-- Task directions --
Count every line in the following entries where the word "Настоящий" appears. Give the count alone.

-- start --

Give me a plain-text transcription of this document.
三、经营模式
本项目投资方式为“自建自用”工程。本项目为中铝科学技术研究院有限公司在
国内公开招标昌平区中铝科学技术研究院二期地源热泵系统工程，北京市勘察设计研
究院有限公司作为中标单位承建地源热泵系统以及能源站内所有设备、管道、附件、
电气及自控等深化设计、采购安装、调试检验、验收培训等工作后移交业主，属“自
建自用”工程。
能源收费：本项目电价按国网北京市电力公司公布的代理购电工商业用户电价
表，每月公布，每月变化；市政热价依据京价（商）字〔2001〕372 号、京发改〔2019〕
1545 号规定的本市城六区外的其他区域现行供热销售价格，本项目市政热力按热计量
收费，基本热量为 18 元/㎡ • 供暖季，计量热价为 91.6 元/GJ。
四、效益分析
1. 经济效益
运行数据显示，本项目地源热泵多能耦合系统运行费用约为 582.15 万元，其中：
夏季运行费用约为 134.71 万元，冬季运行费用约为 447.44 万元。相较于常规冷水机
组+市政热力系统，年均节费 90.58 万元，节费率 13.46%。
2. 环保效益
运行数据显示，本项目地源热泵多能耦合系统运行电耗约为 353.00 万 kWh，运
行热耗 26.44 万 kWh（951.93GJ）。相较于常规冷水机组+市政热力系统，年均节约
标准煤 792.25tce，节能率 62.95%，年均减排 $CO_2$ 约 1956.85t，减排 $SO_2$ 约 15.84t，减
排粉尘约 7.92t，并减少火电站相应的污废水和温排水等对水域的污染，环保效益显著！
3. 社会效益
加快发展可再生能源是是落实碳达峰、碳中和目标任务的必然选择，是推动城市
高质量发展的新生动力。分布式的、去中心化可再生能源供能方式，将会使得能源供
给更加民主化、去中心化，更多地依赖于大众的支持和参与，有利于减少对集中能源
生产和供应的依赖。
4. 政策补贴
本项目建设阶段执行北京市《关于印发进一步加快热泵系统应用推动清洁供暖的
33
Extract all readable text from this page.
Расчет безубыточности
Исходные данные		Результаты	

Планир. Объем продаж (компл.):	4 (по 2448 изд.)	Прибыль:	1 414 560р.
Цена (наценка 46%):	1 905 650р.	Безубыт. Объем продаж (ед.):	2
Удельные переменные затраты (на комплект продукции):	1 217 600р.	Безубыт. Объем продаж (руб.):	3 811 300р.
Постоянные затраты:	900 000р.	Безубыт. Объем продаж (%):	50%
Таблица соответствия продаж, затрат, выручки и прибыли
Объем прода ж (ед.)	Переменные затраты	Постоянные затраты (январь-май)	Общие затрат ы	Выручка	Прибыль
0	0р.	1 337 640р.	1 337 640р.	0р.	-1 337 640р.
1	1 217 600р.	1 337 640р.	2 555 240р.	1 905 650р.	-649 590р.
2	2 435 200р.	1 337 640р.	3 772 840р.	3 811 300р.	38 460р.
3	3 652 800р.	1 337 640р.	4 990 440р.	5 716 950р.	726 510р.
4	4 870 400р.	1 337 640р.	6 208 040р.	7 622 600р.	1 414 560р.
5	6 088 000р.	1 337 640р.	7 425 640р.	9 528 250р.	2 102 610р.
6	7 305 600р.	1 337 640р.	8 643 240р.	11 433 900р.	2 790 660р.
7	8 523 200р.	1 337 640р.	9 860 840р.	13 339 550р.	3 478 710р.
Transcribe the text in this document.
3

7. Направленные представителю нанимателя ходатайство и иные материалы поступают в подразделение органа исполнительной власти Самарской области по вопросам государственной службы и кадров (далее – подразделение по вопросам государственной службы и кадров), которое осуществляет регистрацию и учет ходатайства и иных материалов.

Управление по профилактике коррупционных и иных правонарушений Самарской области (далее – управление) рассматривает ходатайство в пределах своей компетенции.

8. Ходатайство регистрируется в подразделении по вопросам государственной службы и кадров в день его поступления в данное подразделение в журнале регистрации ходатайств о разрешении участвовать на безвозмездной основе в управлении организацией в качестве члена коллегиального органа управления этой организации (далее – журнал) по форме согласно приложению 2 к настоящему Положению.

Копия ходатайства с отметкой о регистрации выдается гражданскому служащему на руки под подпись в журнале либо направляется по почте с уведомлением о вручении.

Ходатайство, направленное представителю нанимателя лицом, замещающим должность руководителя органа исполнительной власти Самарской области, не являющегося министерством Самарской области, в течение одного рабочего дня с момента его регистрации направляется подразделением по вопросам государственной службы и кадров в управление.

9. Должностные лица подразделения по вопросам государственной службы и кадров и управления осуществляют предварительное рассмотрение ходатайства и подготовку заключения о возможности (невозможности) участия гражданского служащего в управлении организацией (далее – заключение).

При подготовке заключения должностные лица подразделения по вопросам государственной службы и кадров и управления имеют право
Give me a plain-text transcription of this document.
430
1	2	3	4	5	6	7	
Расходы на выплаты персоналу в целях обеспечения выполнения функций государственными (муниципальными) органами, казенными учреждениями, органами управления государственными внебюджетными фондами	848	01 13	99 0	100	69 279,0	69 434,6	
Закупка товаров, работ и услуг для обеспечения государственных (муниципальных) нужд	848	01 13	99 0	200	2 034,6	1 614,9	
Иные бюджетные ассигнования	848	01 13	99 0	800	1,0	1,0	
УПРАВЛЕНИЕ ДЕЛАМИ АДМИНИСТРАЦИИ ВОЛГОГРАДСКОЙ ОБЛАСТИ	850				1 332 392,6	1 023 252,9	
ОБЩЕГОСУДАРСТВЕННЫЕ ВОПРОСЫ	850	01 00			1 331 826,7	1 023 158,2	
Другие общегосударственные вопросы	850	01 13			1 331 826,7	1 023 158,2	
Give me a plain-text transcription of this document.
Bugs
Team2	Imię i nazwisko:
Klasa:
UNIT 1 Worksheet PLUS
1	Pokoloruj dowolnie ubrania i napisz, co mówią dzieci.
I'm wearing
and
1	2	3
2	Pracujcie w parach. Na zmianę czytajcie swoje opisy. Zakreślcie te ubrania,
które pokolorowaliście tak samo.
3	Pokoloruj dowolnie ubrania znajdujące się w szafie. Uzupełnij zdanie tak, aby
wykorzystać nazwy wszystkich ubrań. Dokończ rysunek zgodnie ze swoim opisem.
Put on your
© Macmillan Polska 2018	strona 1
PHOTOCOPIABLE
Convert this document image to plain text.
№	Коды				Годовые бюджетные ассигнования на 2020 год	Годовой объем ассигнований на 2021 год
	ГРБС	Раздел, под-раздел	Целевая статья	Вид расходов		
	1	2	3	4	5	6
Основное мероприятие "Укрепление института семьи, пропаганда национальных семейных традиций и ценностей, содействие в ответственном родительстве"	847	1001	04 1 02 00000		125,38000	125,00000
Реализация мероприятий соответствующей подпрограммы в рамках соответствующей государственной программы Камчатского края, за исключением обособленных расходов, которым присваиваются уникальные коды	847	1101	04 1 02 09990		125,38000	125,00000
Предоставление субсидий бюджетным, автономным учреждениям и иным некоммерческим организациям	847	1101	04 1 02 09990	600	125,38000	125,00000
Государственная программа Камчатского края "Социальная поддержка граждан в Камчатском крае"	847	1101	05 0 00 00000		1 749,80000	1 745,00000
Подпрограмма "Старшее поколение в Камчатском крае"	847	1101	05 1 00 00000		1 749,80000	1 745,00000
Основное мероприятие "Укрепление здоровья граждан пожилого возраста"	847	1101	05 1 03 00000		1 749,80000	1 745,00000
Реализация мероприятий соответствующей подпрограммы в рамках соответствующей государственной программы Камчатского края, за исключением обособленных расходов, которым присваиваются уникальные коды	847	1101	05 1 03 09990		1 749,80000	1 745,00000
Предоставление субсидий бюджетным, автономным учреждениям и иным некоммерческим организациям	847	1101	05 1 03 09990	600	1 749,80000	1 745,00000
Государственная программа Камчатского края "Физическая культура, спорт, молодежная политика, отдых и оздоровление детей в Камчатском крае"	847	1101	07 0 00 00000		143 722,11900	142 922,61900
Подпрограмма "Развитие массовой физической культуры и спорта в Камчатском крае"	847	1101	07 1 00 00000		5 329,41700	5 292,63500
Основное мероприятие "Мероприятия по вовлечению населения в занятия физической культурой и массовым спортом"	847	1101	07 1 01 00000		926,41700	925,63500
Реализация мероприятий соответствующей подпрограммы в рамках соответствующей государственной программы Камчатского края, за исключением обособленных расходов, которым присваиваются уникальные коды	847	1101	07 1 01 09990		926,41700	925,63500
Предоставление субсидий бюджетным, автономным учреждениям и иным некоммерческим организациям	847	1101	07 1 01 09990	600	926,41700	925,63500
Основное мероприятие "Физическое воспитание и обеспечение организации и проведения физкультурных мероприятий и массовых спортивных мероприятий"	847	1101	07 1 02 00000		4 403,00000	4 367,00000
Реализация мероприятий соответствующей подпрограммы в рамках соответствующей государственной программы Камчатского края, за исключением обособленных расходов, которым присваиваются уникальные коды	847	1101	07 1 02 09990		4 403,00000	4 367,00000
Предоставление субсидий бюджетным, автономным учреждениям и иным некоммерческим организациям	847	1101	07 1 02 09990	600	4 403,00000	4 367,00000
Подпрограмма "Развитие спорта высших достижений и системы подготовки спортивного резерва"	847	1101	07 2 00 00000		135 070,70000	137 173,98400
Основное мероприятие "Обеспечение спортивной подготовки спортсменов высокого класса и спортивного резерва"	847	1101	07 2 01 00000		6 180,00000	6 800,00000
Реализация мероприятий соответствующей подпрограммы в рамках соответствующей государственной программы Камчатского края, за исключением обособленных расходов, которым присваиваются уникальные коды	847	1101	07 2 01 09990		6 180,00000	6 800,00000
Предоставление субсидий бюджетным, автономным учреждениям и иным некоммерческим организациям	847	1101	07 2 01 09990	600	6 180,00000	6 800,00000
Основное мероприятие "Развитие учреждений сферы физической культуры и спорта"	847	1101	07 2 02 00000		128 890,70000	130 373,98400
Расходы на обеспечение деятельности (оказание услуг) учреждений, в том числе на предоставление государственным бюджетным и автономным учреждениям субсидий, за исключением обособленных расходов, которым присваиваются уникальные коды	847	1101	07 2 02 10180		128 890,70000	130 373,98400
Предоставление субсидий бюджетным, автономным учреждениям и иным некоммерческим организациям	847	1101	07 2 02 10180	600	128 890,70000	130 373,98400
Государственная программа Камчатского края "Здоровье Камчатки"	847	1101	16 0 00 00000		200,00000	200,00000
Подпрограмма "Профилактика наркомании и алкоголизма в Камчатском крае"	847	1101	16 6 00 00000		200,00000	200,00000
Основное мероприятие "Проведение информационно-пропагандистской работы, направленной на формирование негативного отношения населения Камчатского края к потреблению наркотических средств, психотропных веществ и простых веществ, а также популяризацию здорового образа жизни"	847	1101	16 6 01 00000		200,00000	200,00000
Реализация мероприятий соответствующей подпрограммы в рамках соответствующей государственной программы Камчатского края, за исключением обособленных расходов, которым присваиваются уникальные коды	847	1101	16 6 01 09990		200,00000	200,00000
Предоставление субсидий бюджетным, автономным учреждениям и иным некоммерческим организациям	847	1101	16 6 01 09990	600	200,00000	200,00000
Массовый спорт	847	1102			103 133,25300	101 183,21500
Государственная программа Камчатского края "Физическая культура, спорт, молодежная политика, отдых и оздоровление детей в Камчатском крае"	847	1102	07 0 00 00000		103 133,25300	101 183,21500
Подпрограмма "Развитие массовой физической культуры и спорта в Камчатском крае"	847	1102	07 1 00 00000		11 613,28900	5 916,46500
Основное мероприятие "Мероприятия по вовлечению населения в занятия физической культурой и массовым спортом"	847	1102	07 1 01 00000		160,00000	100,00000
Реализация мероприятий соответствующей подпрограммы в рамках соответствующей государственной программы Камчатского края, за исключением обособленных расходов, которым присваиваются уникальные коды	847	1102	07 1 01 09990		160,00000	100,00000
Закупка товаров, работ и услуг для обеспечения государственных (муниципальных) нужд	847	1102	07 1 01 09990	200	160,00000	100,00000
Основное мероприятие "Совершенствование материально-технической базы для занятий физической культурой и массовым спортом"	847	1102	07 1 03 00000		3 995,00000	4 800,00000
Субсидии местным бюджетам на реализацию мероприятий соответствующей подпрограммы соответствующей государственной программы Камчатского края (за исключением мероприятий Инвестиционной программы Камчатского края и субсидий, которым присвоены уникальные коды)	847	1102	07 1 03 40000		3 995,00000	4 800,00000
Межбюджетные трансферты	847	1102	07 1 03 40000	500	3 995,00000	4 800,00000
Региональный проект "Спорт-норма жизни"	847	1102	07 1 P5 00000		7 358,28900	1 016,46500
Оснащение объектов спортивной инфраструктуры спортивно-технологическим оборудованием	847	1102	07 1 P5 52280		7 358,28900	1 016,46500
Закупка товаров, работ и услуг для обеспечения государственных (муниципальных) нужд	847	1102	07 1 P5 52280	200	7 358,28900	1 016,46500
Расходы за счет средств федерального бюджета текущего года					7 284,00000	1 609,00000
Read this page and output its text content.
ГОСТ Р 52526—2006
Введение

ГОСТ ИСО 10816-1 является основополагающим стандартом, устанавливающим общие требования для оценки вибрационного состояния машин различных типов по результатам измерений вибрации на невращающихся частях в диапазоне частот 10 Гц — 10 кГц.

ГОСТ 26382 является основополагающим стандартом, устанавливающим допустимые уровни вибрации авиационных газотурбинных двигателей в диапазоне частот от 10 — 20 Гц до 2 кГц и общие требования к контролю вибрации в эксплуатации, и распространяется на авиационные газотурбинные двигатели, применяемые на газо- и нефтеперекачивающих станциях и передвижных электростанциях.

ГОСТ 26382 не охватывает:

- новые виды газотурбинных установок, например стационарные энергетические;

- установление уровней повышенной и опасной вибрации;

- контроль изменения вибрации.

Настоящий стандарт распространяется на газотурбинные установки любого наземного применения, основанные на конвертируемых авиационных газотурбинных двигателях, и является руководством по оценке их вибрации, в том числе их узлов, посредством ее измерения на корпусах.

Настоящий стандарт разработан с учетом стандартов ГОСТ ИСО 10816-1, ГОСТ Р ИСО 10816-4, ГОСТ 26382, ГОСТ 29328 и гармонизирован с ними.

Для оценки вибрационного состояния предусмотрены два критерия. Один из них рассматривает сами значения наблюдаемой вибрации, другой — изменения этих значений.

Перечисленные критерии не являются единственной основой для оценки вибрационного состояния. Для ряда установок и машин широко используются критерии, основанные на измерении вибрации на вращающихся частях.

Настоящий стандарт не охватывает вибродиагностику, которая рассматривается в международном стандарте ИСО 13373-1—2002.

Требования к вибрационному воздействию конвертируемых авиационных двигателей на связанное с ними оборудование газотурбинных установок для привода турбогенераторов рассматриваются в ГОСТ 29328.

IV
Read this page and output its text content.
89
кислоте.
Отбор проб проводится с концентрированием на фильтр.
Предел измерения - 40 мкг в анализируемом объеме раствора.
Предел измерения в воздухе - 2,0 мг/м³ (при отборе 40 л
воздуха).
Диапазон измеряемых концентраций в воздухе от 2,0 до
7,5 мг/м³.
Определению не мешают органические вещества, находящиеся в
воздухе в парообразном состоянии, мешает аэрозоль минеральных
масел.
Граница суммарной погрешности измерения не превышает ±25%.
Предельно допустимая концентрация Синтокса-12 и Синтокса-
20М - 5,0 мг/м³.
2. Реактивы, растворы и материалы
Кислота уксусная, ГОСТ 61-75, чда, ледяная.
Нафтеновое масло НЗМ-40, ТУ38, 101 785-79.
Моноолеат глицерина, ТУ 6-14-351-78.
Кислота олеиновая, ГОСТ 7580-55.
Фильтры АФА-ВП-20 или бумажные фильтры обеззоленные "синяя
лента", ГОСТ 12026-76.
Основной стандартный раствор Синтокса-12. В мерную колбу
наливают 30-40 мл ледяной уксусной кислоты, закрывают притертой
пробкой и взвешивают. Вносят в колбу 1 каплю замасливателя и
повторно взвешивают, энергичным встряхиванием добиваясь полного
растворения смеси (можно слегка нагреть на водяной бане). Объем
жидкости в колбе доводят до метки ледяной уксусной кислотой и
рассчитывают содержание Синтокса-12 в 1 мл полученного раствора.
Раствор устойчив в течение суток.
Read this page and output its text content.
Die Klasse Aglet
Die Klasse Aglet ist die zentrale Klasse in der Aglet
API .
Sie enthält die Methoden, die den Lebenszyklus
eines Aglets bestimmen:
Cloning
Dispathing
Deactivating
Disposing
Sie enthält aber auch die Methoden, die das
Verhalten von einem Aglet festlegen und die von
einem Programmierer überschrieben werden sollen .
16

-- end --

-- The reply --
3